Collected data entries:
***
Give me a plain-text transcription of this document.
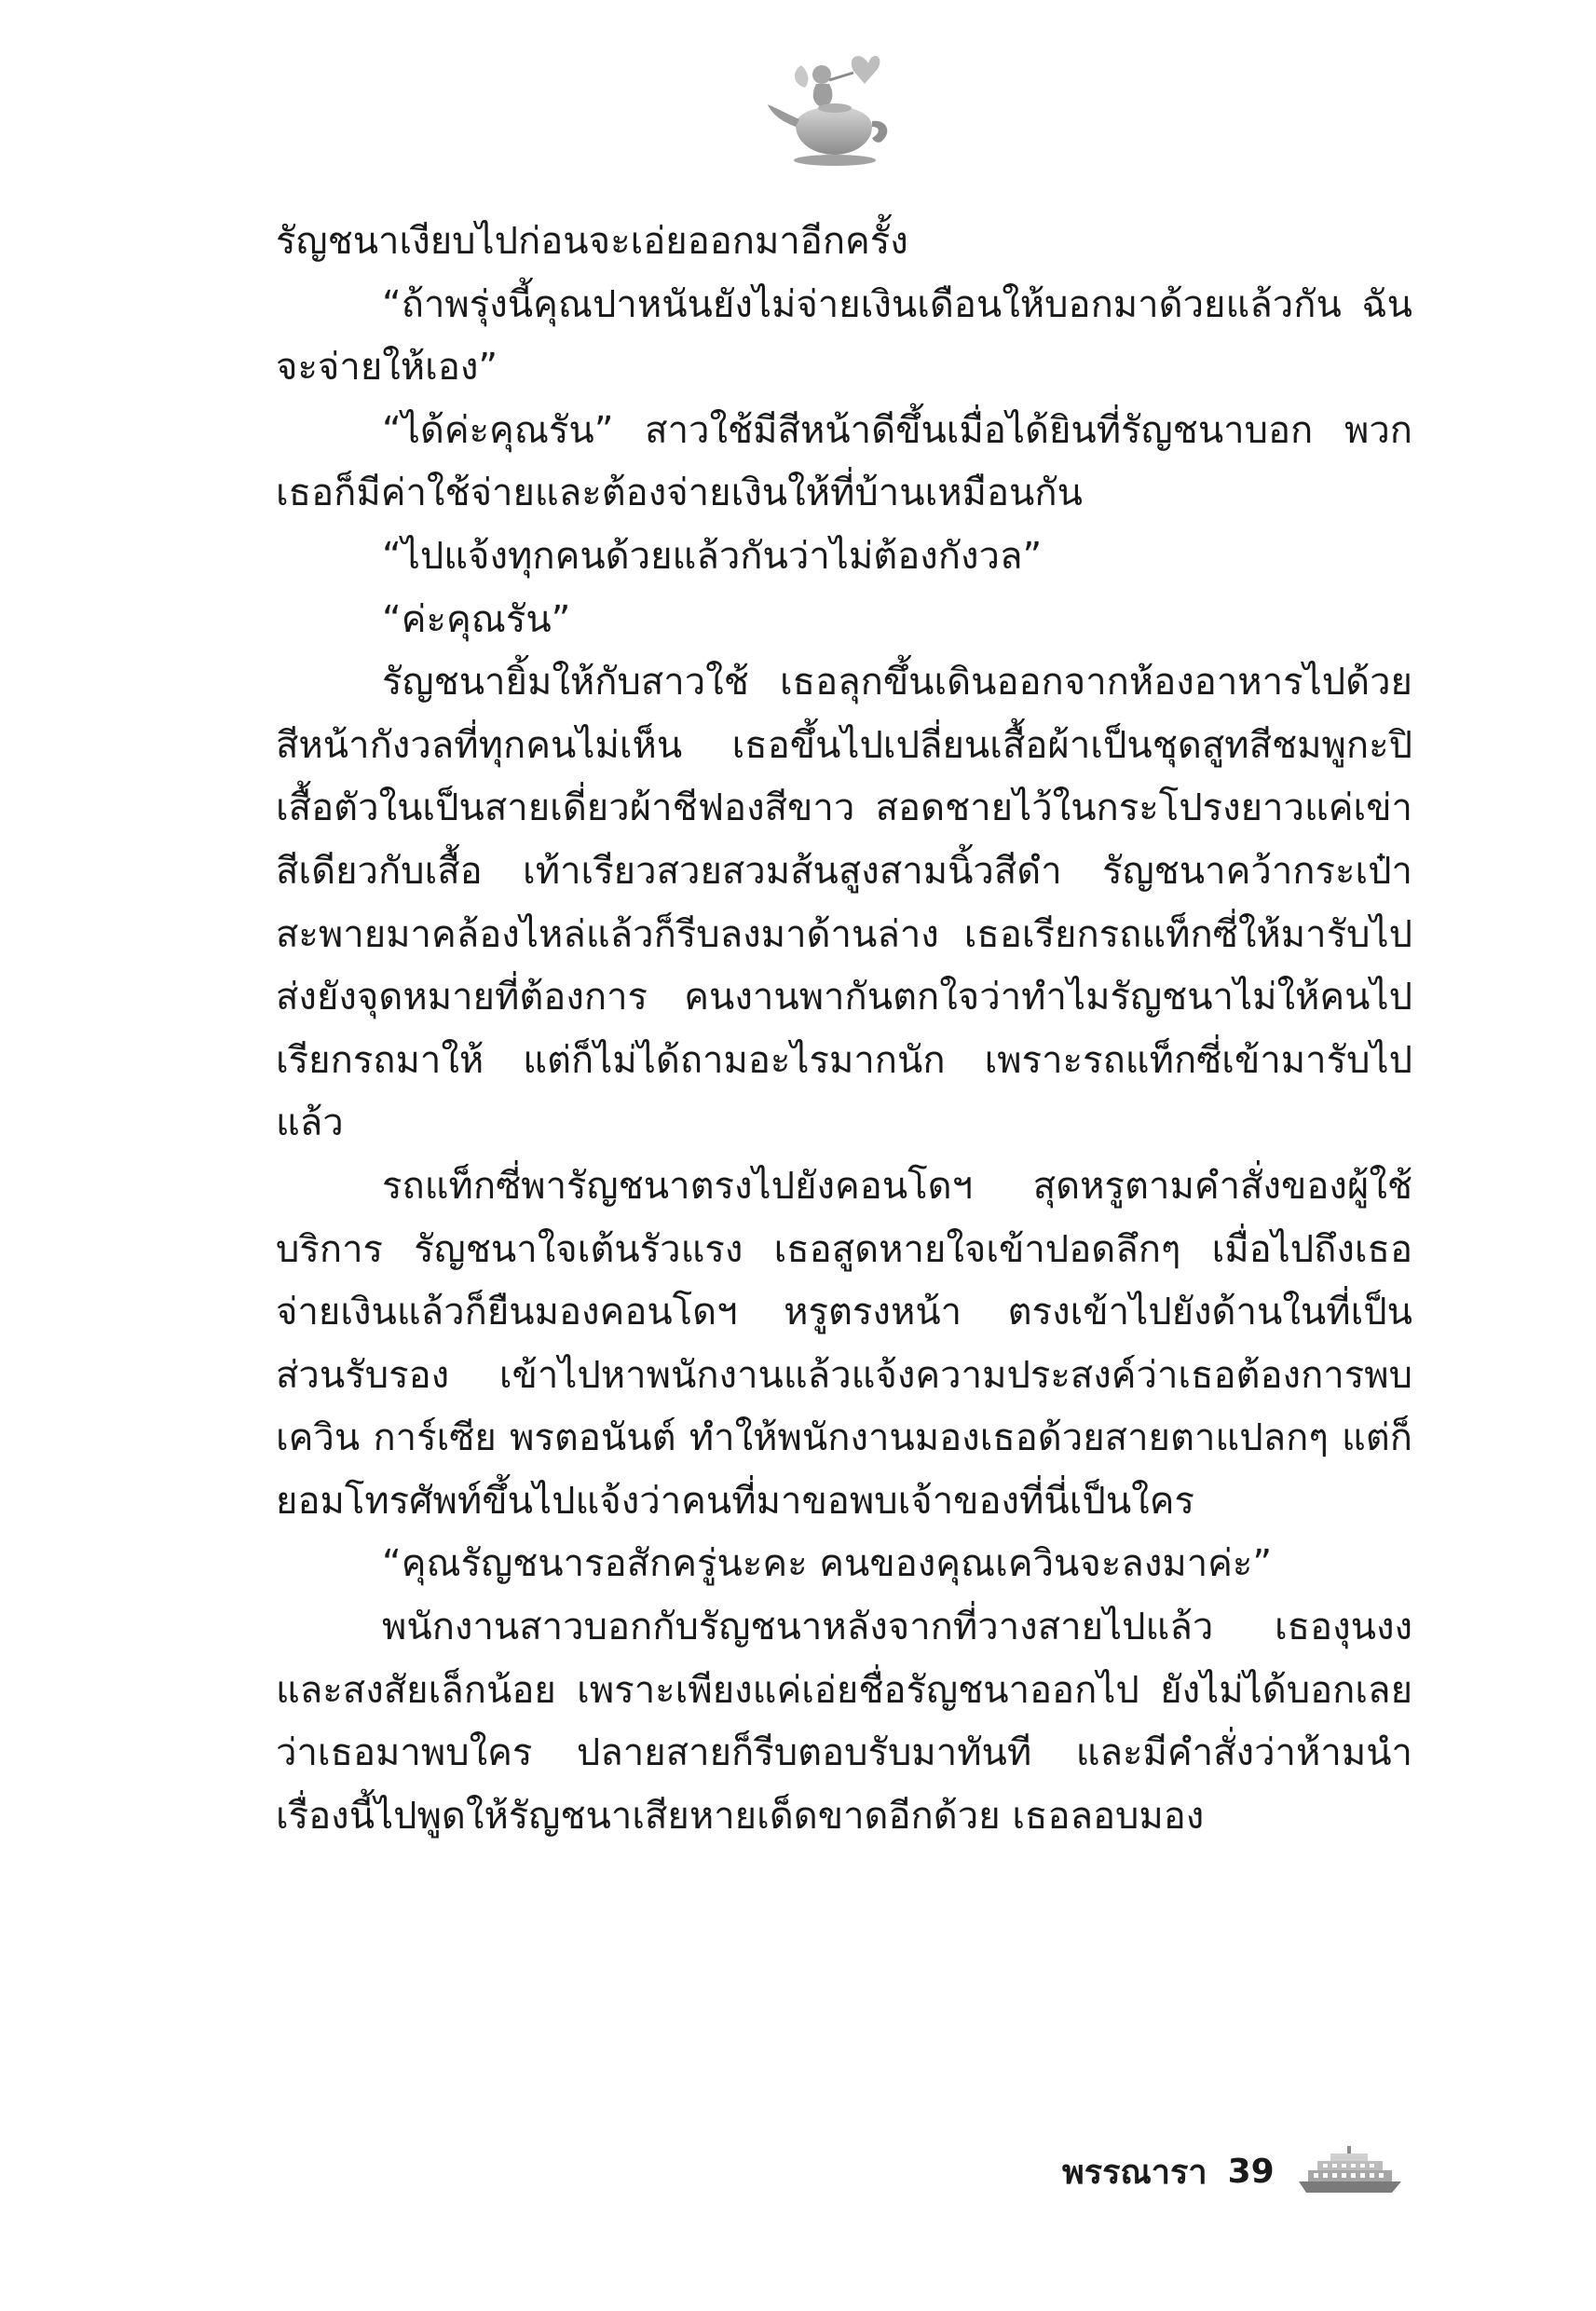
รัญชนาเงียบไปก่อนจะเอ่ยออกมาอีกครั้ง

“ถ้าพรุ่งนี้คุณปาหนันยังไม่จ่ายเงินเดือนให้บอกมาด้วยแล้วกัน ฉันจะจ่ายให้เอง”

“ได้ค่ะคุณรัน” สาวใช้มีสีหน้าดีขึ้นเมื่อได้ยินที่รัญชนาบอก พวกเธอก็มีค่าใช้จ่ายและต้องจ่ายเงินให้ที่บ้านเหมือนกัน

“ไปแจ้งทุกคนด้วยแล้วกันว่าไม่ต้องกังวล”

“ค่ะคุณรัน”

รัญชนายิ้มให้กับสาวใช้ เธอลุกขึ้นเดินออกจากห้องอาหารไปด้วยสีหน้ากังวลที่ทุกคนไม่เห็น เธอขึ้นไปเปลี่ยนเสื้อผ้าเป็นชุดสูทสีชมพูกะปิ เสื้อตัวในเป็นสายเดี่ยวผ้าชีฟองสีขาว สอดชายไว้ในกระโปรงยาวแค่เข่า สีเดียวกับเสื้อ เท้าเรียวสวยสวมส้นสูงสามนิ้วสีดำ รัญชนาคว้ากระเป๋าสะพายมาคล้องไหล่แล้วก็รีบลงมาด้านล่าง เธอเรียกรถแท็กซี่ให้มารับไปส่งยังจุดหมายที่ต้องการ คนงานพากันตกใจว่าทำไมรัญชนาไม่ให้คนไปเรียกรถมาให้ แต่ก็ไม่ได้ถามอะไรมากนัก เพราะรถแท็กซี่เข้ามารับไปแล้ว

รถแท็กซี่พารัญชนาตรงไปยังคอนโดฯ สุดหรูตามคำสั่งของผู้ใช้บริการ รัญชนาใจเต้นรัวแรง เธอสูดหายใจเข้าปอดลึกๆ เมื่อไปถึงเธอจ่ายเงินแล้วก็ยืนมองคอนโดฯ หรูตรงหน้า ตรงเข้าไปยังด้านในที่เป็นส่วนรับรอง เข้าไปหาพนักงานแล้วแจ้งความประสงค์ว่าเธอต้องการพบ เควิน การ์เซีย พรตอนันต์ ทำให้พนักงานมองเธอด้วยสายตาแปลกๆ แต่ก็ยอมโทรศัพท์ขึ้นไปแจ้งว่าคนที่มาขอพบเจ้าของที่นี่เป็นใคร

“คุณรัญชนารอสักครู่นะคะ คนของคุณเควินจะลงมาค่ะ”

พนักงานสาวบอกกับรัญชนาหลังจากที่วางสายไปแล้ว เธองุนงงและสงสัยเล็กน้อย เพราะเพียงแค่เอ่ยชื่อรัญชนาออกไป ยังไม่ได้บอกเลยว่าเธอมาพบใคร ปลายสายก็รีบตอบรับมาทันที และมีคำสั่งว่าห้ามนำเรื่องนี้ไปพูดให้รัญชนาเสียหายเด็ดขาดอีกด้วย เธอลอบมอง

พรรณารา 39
***
# Exercise instructions
Select the lines from the entries that include the word "วยแล".

# The output
“ถ้าพรุ่งนี้คุณปาหนันยังไม่จ่ายเงินเดือนให้บอกมาด้วยแล้วกัน ฉันจะจ่ายให้เอง”
“ไปแจ้งทุกคนด้วยแล้วกันว่าไม่ต้องกังวล”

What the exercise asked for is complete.